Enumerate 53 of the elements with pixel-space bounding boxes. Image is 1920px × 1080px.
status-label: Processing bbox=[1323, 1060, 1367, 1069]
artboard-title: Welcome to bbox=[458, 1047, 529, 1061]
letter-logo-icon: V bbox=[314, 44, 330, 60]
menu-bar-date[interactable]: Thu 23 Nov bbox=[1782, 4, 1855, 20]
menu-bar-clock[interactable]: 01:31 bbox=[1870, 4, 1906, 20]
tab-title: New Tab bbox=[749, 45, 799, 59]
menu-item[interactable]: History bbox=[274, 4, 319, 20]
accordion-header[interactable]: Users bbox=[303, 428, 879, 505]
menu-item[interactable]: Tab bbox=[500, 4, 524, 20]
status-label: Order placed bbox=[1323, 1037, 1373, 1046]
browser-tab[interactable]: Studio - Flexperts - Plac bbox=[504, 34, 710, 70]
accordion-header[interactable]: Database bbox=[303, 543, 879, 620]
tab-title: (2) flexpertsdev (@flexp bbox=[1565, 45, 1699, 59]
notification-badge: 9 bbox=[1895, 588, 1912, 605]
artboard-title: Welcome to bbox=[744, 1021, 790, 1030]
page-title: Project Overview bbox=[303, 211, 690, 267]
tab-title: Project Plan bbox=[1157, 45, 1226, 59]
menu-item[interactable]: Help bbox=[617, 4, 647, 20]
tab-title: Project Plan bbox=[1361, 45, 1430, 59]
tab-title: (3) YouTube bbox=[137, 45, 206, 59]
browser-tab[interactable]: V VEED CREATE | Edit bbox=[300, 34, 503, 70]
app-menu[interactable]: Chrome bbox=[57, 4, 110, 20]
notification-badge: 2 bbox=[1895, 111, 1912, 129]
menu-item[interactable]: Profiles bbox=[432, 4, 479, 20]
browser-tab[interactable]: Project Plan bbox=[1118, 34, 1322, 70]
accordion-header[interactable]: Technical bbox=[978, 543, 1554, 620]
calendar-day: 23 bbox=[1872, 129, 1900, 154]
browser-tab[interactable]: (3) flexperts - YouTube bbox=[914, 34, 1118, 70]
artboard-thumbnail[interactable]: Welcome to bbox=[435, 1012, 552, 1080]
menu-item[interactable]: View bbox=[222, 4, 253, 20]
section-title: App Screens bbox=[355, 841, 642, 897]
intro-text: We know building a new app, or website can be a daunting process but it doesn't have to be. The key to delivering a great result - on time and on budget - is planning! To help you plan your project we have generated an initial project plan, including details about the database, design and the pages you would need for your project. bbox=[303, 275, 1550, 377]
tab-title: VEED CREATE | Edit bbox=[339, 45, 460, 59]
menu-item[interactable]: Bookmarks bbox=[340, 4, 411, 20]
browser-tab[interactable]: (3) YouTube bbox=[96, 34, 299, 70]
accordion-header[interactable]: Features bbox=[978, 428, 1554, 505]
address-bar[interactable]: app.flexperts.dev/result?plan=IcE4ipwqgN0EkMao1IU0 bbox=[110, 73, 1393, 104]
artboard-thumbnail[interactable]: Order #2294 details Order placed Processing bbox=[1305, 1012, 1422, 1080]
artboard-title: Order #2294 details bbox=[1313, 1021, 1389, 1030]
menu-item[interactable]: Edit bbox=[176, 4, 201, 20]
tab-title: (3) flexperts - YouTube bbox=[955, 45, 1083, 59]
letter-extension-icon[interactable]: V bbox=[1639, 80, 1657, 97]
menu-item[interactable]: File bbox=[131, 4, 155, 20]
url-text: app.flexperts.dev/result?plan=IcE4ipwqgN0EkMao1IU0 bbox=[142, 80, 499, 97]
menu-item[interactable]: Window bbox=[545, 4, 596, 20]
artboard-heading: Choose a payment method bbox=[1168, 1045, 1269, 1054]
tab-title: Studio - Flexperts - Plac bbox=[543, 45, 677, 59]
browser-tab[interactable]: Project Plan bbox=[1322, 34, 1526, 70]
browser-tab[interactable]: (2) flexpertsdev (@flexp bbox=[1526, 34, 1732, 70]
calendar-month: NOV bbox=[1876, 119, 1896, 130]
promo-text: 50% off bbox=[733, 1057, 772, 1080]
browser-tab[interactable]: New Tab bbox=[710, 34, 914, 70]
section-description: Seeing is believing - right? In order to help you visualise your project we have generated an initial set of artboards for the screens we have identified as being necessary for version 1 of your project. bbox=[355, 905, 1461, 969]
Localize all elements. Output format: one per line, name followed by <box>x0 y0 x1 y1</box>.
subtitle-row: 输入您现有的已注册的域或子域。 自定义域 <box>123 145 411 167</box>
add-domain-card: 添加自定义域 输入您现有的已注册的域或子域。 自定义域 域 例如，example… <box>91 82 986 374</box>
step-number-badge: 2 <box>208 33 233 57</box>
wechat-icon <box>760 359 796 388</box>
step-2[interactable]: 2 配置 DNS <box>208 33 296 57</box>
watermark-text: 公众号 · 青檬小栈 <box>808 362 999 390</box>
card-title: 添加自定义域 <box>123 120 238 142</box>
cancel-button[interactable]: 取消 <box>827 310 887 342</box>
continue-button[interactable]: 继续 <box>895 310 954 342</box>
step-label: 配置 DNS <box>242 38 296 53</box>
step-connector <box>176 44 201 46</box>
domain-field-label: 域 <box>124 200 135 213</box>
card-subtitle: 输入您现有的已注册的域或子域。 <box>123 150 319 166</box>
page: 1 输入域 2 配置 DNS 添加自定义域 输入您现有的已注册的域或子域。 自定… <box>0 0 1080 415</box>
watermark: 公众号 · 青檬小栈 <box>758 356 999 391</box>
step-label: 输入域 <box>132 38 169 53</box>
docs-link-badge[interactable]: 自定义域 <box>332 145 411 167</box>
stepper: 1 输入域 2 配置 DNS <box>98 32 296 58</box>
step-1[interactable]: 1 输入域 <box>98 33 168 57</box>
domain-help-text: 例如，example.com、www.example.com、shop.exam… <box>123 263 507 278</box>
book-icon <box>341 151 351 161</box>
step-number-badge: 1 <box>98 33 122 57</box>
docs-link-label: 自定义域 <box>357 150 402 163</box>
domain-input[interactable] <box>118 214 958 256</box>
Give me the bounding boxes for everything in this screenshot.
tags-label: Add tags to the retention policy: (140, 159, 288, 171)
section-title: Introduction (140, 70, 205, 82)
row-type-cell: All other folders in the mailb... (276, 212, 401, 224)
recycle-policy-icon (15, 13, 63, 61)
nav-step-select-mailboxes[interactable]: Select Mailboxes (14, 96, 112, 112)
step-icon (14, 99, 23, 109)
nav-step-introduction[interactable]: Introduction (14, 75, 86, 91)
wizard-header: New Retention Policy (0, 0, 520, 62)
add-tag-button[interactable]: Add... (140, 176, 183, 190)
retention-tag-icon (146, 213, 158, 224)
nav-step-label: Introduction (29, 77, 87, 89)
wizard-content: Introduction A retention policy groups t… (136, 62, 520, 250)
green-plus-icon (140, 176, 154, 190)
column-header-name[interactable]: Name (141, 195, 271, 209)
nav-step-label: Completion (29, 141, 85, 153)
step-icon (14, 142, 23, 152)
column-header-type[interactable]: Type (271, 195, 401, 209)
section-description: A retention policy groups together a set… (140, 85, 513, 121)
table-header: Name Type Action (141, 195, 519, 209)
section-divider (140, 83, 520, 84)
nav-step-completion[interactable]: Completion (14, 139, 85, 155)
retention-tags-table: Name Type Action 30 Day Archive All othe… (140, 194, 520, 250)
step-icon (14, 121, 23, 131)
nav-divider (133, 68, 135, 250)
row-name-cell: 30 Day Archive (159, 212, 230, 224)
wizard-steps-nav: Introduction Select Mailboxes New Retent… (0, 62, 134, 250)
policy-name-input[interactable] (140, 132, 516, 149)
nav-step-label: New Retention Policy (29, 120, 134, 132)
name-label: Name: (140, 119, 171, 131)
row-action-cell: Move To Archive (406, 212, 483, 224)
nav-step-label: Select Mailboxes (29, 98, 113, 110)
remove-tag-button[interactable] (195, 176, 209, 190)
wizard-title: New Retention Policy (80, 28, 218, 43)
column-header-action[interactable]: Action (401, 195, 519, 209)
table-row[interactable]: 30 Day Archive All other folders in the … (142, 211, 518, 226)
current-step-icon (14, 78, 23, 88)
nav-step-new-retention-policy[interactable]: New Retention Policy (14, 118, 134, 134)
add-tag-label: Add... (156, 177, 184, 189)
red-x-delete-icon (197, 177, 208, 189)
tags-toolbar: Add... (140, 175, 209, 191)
■ ■ ■ ■
• _AIM OF THE TASK_:
Update the records from their first line through the line with "menu-bar-clock[interactable]: 01:31 bbox=[1870, 4, 1906, 20]", replacing "Processing" with "Loading" and leaving everything else as it stands. Give only those lines.

• _RESULT_:
Enumerate 53 of the elements with pixel-space bounding boxes. Image is 1920px × 1080px.
status-label: Loading bbox=[1323, 1060, 1367, 1069]
artboard-title: Welcome to bbox=[458, 1047, 529, 1061]
letter-logo-icon: V bbox=[314, 44, 330, 60]
menu-bar-date[interactable]: Thu 23 Nov bbox=[1782, 4, 1855, 20]
menu-bar-clock[interactable]: 01:31 bbox=[1870, 4, 1906, 20]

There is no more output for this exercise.